Write every record out again exactly as given.

++++ RECORDED INFORMATION ++++

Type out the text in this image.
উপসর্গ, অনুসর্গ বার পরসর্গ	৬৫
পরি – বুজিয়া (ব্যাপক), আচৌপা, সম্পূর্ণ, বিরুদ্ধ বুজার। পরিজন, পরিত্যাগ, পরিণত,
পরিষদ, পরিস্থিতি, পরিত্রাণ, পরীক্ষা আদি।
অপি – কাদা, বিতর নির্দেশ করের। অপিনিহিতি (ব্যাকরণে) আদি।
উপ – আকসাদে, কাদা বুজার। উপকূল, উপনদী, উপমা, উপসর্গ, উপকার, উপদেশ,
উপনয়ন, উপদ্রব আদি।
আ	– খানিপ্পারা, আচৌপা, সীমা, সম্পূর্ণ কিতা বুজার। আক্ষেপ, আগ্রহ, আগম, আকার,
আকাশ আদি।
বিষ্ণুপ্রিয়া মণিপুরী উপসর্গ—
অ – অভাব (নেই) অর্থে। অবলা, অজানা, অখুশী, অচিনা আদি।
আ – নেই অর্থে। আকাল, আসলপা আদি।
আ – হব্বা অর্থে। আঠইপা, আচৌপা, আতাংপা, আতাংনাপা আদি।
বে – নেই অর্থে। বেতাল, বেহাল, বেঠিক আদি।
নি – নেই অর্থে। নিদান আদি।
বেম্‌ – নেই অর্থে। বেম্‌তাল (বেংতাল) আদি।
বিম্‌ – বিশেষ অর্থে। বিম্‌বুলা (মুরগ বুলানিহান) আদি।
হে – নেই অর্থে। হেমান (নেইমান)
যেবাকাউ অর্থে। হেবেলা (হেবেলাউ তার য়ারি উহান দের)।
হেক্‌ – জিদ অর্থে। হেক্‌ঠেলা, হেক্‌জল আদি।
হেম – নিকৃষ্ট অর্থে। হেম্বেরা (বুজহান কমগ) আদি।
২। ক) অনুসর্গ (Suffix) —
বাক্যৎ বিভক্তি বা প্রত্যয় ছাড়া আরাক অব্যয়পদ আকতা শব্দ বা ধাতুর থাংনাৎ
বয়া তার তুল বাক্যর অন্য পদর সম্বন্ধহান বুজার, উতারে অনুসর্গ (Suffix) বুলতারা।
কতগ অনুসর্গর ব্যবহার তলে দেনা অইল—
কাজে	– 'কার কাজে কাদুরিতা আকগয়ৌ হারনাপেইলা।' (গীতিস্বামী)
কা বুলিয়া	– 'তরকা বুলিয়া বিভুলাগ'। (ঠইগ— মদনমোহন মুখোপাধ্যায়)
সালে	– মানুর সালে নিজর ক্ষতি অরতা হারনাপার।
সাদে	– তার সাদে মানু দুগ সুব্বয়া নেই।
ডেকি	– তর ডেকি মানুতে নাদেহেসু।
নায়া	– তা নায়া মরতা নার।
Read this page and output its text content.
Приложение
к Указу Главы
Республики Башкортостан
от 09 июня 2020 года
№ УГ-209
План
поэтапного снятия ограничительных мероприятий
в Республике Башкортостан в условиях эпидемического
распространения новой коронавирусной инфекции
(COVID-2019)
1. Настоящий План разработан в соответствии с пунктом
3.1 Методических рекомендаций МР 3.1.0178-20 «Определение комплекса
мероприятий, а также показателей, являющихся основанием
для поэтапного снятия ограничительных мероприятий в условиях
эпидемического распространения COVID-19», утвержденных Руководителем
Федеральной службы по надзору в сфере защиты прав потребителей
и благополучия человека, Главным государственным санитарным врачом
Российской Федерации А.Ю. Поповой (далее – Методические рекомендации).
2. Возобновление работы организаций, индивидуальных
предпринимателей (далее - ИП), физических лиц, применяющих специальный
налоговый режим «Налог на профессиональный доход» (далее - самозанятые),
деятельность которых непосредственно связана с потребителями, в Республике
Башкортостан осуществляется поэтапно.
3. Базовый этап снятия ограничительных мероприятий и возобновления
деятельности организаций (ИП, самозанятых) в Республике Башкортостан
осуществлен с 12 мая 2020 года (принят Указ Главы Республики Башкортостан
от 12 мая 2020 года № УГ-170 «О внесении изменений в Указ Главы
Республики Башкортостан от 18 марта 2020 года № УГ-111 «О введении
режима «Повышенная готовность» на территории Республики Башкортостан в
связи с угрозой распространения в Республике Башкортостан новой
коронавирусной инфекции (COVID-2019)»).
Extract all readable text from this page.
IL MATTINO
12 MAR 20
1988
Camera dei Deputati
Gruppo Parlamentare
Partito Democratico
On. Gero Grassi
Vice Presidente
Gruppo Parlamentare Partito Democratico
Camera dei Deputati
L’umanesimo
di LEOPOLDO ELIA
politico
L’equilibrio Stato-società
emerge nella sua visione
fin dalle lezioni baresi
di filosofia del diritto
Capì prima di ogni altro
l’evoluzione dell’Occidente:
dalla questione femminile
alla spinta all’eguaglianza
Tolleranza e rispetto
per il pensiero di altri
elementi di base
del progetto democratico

++++

[EXPECTED ANSWER]
Type out the text in this image.
উপসর্গ, অনুসর্গ বার পরসর্গ	৬৫
পরি – বুজিয়া (ব্যাপক), আচৌপা, সম্পূর্ণ, বিরুদ্ধ বুজার। পরিজন, পরিত্যাগ, পরিণত,
পরিষদ, পরিস্থিতি, পরিত্রাণ, পরীক্ষা আদি।
অপি – কাদা, বিতর নির্দেশ করের। অপিনিহিতি (ব্যাকরণে) আদি।
উপ – আকসাদে, কাদা বুজার। উপকূল, উপনদী, উপমা, উপসর্গ, উপকার, উপদেশ,
উপনয়ন, উপদ্রব আদি।
আ	– খানিপ্পারা, আচৌপা, সীমা, সম্পূর্ণ কিতা বুজার। আক্ষেপ, আগ্রহ, আগম, আকার,
আকাশ আদি।
বিষ্ণুপ্রিয়া মণিপুরী উপসর্গ—
অ – অভাব (নেই) অর্থে। অবলা, অজানা, অখুশী, অচিনা আদি।
আ – নেই অর্থে। আকাল, আসলপা আদি।
আ – হব্বা অর্থে। আঠইপা, আচৌপা, আতাংপা, আতাংনাপা আদি।
বে – নেই অর্থে। বেতাল, বেহাল, বেঠিক আদি।
নি – নেই অর্থে। নিদান আদি।
বেম্‌ – নেই অর্থে। বেম্‌তাল (বেংতাল) আদি।
বিম্‌ – বিশেষ অর্থে। বিম্‌বুলা (মুরগ বুলানিহান) আদি।
হে – নেই অর্থে। হেমান (নেইমান)
যেবাকাউ অর্থে। হেবেলা (হেবেলাউ তার য়ারি উহান দের)।
হেক্‌ – জিদ অর্থে। হেক্‌ঠেলা, হেক্‌জল আদি।
হেম – নিকৃষ্ট অর্থে। হেম্বেরা (বুজহান কমগ) আদি।
২। ক) অনুসর্গ (Suffix) —
বাক্যৎ বিভক্তি বা প্রত্যয় ছাড়া আরাক অব্যয়পদ আকতা শব্দ বা ধাতুর থাংনাৎ
বয়া তার তুল বাক্যর অন্য পদর সম্বন্ধহান বুজার, উতারে অনুসর্গ (Suffix) বুলতারা।
কতগ অনুসর্গর ব্যবহার তলে দেনা অইল—
কাজে	– 'কার কাজে কাদুরিতা আকগয়ৌ হারনাপেইলা।' (গীতিস্বামী)
কা বুলিয়া	– 'তরকা বুলিয়া বিভুলাগ'। (ঠইগ— মদনমোহন মুখোপাধ্যায়)
সালে	– মানুর সালে নিজর ক্ষতি অরতা হারনাপার।
সাদে	– তার সাদে মানু দুগ সুব্বয়া নেই।
ডেকি	– তর ডেকি মানুতে নাদেহেসু।
নায়া	– তা নায়া মরতা নার।
Read this page and output its text content.
Приложение
к Указу Главы
Республики Башкортостан
от 09 июня 2020 года
№ УГ-209
План
поэтапного снятия ограничительных мероприятий
в Республике Башкортостан в условиях эпидемического
распространения новой коронавирусной инфекции
(COVID-2019)
1. Настоящий План разработан в соответствии с пунктом
3.1 Методических рекомендаций МР 3.1.0178-20 «Определение комплекса
мероприятий, а также показателей, являющихся основанием
для поэтапного снятия ограничительных мероприятий в условиях
эпидемического распространения COVID-19», утвержденных Руководителем
Федеральной службы по надзору в сфере защиты прав потребителей
и благополучия человека, Главным государственным санитарным врачом
Российской Федерации А.Ю. Поповой (далее – Методические рекомендации).
2. Возобновление работы организаций, индивидуальных
предпринимателей (далее - ИП), физических лиц, применяющих специальный
налоговый режим «Налог на профессиональный доход» (далее - самозанятые),
деятельность которых непосредственно связана с потребителями, в Республике
Башкортостан осуществляется поэтапно.
3. Базовый этап снятия ограничительных мероприятий и возобновления
деятельности организаций (ИП, самозанятых) в Республике Башкортостан
осуществлен с 12 мая 2020 года (принят Указ Главы Республики Башкортостан
от 12 мая 2020 года № УГ-170 «О внесении изменений в Указ Главы
Республики Башкортостан от 18 марта 2020 года № УГ-111 «О введении
режима «Повышенная готовность» на территории Республики Башкортостан в
связи с угрозой распространения в Республике Башкортостан новой
коронавирусной инфекции (COVID-2019)»).
Extract all readable text from this page.
IL MATTINO
12 MAR 20
1988
Camera dei Deputati
Gruppo Parlamentare
Partito Democratico
On. Gero Grassi
Vice Presidente
Gruppo Parlamentare Partito Democratico
Camera dei Deputati
L’umanesimo
di LEOPOLDO ELIA
politico
L’equilibrio Stato-società
emerge nella sua visione
fin dalle lezioni baresi
di filosofia del diritto
Capì prima di ogni altro
l’evoluzione dell’Occidente:
dalla questione femminile
alla spinta all’eguaglianza
Tolleranza e rispetto
per il pensiero di altri
elementi di base
del progetto democratico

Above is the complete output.